*WRITTEN REQUEST*
Find and return each line containing "detection".

Dataset records on visual material:
# # # #

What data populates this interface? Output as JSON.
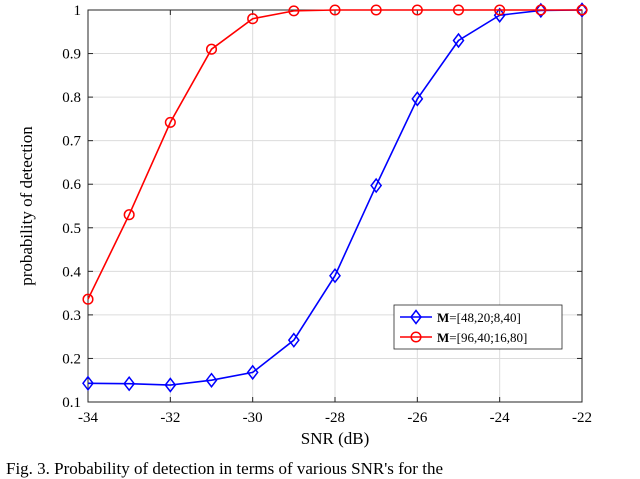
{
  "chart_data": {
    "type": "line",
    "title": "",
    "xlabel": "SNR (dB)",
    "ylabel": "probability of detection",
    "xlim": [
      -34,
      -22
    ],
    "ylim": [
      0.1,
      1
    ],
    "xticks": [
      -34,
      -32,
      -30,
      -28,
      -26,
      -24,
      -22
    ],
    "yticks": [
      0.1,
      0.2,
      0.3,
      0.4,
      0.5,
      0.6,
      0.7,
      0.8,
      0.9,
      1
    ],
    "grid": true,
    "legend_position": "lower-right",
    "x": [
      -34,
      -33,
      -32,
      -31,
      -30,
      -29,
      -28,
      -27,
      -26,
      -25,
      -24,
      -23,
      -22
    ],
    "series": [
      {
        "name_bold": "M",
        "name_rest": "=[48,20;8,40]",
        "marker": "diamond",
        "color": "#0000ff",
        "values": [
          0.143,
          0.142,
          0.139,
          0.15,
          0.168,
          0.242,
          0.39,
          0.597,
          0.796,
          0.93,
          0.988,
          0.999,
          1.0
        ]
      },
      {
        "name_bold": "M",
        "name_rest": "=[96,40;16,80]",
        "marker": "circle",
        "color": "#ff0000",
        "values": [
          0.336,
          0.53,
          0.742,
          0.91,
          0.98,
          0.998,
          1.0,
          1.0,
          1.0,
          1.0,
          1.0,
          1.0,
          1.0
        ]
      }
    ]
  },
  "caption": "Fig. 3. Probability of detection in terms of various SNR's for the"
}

# # # #

*WRITTEN RESPONSE*
    "ylabel": "probability of detection",
  "caption": "Fig. 3. Probability of detection in terms of various SNR's for the"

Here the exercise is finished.